begin Records shown

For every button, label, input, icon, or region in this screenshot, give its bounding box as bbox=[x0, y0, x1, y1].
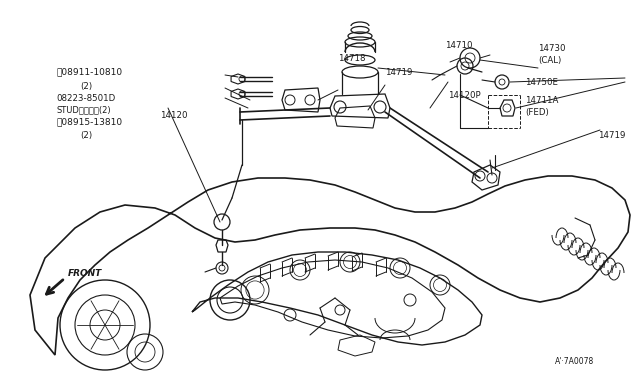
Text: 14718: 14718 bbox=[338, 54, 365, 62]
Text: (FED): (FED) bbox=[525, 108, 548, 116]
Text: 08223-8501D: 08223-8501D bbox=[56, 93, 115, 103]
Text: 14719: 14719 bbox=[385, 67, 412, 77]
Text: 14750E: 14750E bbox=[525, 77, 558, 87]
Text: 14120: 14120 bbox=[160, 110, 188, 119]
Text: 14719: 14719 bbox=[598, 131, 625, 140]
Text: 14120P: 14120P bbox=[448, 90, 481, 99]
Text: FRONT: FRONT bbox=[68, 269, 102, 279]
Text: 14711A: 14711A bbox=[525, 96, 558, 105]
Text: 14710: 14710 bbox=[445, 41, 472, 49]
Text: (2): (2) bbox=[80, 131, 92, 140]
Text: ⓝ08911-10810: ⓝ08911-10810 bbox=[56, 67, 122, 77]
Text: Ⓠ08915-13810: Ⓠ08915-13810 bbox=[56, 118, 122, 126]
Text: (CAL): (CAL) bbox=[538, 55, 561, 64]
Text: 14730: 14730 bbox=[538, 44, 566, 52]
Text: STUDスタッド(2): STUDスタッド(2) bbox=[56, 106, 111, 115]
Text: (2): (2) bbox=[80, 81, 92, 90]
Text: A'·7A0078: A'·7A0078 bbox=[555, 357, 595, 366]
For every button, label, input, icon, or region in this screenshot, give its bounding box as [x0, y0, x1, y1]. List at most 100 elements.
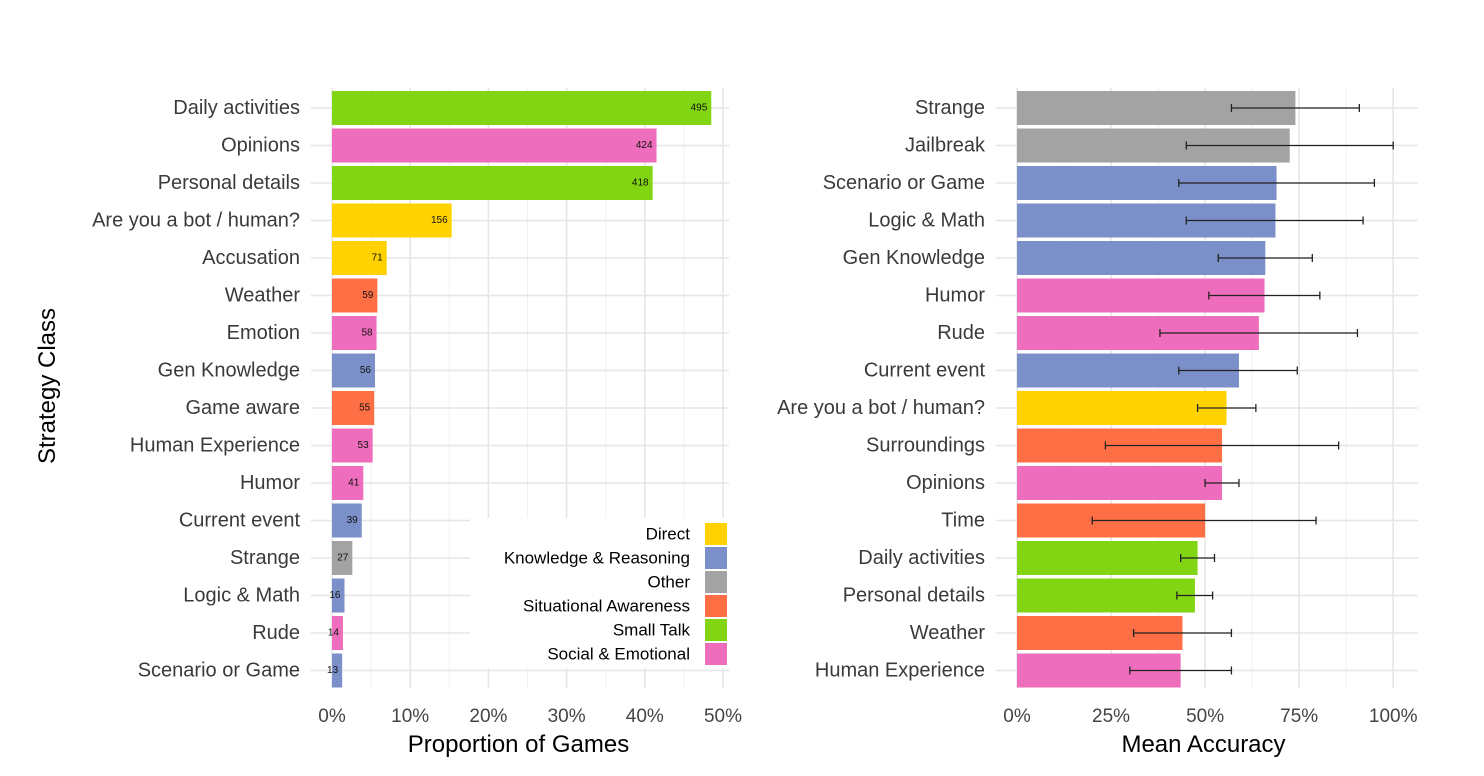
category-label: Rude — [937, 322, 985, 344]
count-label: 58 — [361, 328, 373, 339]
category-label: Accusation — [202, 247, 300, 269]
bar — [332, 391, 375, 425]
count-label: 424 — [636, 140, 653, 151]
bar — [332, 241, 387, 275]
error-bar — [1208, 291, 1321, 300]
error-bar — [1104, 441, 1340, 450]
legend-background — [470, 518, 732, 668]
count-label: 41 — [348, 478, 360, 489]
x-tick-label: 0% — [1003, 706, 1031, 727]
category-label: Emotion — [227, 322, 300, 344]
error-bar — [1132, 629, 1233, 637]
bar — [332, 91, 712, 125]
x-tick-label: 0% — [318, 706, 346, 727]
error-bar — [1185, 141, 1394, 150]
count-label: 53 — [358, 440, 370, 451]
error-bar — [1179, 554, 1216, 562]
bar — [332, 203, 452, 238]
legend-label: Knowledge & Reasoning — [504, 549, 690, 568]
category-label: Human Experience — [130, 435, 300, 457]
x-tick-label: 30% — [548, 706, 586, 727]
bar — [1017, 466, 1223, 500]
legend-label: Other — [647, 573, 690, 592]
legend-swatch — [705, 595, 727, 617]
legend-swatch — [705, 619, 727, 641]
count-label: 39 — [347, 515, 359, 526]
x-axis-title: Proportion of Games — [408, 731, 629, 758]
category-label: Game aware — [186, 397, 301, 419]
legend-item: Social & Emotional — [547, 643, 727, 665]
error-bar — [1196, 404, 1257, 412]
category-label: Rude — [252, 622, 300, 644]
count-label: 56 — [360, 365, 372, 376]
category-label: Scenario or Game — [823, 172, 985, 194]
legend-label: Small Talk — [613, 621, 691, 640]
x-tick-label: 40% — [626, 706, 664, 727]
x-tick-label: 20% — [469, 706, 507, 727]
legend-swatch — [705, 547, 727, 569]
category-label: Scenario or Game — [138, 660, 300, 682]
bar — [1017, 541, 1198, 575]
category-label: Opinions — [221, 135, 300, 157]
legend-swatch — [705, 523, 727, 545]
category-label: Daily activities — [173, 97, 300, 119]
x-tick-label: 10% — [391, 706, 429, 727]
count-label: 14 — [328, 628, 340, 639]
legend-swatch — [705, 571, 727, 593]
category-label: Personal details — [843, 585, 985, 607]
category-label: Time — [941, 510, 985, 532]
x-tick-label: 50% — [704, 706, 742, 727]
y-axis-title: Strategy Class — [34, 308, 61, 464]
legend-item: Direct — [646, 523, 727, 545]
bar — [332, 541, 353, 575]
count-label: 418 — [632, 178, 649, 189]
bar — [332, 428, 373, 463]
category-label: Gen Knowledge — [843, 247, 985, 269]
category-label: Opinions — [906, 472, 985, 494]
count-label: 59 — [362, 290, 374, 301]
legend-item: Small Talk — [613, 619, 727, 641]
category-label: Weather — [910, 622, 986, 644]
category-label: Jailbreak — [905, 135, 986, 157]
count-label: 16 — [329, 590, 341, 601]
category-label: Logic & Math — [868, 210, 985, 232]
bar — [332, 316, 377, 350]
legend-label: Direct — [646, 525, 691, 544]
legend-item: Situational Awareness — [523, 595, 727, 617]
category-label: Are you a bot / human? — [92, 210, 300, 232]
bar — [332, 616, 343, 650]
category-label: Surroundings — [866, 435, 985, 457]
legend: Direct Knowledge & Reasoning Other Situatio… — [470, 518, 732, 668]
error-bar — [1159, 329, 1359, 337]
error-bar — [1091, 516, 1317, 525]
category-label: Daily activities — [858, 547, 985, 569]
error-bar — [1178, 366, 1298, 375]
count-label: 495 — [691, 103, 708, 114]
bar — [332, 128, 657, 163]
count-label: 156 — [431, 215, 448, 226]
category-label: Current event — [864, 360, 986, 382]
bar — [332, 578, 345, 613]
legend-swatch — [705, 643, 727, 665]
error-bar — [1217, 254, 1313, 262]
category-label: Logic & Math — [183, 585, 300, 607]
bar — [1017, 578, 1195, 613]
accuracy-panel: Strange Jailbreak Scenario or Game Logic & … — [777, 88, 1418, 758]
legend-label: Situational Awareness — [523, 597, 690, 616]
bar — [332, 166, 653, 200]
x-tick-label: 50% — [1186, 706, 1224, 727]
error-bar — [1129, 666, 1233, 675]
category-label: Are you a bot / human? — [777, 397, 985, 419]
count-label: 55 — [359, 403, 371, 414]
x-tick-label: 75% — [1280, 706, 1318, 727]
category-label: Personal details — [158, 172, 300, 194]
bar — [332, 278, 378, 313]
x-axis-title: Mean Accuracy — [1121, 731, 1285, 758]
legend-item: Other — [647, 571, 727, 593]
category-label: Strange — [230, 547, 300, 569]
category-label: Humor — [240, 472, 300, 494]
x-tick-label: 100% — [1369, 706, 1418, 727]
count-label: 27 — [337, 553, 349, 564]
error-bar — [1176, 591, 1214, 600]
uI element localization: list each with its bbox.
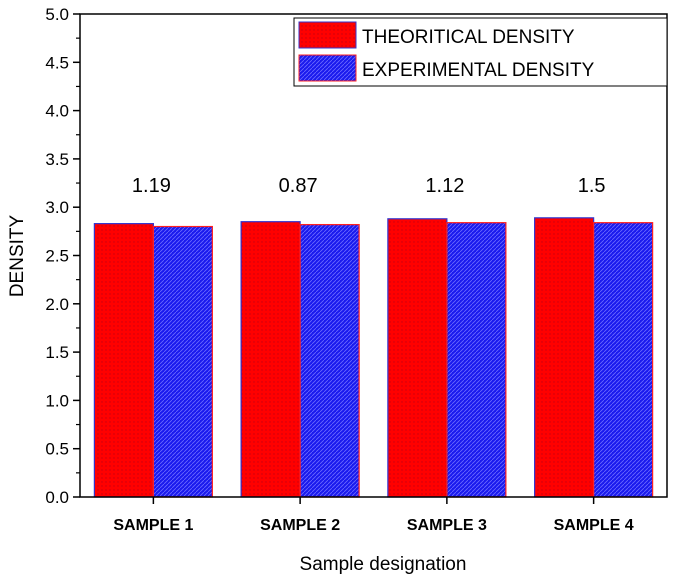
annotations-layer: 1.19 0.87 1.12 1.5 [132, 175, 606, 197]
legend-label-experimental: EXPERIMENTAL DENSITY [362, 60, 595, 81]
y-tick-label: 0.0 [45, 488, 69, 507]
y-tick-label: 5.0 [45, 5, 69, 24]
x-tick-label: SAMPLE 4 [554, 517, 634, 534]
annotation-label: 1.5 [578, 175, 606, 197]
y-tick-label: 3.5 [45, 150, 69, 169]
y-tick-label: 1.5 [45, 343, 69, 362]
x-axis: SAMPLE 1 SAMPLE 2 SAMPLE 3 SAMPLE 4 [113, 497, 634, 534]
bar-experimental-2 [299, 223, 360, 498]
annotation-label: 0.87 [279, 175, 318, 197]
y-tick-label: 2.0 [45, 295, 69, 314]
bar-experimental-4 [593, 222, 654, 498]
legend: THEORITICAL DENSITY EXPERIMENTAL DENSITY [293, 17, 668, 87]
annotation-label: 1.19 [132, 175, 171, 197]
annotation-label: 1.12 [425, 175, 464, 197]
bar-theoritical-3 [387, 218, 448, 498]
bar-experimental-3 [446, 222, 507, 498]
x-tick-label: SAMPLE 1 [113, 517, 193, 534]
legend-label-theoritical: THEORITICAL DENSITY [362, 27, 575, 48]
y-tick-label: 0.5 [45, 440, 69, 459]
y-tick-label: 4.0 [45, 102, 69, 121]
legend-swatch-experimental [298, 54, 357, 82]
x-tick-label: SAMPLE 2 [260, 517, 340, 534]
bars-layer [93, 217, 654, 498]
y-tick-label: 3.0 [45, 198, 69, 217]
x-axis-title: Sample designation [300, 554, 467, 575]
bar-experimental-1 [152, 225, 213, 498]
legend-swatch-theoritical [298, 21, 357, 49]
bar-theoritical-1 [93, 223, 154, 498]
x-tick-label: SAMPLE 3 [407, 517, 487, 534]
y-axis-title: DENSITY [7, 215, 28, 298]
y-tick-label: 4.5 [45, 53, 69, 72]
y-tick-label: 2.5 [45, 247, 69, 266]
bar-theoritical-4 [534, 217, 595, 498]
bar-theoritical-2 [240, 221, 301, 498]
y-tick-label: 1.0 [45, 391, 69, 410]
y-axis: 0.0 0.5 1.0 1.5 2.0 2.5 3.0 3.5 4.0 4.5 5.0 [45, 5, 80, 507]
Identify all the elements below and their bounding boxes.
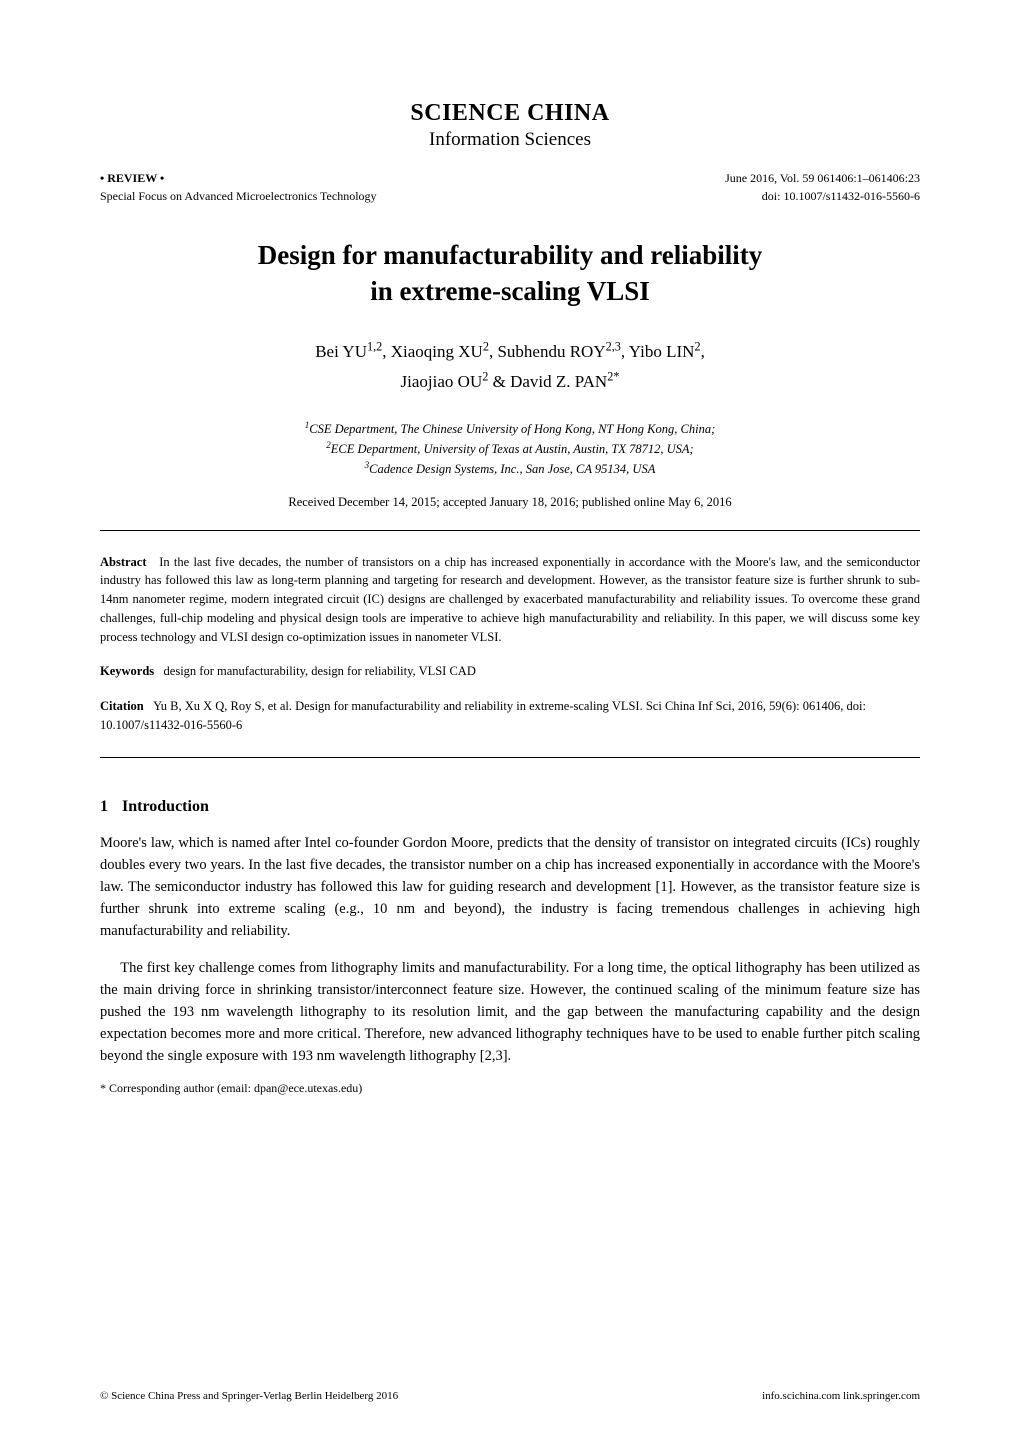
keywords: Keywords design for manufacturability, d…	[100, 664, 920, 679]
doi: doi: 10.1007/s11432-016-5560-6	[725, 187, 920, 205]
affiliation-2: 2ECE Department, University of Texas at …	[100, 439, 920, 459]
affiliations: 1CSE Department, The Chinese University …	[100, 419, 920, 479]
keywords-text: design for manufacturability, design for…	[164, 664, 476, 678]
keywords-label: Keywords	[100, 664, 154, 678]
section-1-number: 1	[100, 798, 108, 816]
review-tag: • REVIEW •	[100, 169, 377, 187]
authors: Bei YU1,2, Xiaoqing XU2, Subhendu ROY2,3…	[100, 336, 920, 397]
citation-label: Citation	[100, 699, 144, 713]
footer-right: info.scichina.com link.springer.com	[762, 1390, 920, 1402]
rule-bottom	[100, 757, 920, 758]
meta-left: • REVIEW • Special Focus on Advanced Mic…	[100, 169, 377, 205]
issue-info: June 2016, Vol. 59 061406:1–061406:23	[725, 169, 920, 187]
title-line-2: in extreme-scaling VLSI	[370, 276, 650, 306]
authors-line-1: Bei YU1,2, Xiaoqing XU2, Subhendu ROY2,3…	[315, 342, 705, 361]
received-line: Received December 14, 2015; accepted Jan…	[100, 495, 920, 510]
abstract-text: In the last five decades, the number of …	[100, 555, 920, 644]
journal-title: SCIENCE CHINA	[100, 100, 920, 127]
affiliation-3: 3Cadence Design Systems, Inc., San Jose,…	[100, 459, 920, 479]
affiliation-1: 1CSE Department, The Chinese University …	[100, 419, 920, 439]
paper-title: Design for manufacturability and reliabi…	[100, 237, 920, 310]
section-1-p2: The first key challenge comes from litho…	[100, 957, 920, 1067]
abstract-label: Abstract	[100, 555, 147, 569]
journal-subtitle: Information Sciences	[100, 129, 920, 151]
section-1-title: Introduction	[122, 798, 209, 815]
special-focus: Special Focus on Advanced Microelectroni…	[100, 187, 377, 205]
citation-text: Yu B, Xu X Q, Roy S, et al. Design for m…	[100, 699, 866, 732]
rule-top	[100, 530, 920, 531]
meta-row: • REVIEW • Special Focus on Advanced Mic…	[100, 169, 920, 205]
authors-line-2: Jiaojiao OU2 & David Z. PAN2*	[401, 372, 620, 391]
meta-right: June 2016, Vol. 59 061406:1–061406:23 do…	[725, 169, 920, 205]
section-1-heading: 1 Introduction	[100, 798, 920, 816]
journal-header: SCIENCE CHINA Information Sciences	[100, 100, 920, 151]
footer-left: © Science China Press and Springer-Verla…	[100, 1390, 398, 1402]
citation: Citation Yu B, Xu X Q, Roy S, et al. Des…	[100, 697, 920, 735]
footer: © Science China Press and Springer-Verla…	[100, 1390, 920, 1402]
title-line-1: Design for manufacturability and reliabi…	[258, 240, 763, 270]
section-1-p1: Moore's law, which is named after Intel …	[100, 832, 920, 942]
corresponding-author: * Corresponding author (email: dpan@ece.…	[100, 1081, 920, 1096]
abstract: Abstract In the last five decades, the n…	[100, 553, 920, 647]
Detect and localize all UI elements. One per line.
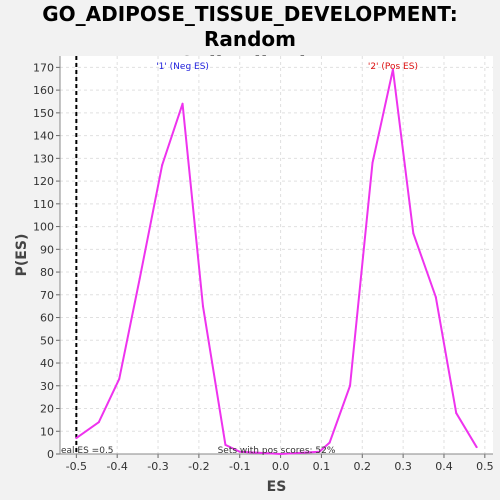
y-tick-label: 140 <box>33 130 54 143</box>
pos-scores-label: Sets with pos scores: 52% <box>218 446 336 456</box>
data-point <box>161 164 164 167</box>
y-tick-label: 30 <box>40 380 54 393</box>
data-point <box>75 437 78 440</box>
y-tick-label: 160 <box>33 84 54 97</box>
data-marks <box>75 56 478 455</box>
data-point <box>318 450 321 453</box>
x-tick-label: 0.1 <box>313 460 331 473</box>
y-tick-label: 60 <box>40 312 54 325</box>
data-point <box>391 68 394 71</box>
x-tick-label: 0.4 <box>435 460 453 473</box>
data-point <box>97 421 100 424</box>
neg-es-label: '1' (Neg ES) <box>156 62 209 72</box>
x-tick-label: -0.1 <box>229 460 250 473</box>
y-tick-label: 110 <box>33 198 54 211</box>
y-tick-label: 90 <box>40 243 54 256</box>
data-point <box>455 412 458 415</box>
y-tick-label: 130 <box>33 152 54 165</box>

end Records shown

* Task statement:
Pick out every line in the items above that contains the word "button" and copy each one.

* Response to the task:
For every button, label, input, icon, or region in this screenshot, give its bounding box as bbox=[x0, y0, x1, y1].
For every button, label, input, icon, or region in this screenshot, give its bounding box as [x0, y0, x1, y1]. List at most 100 elements.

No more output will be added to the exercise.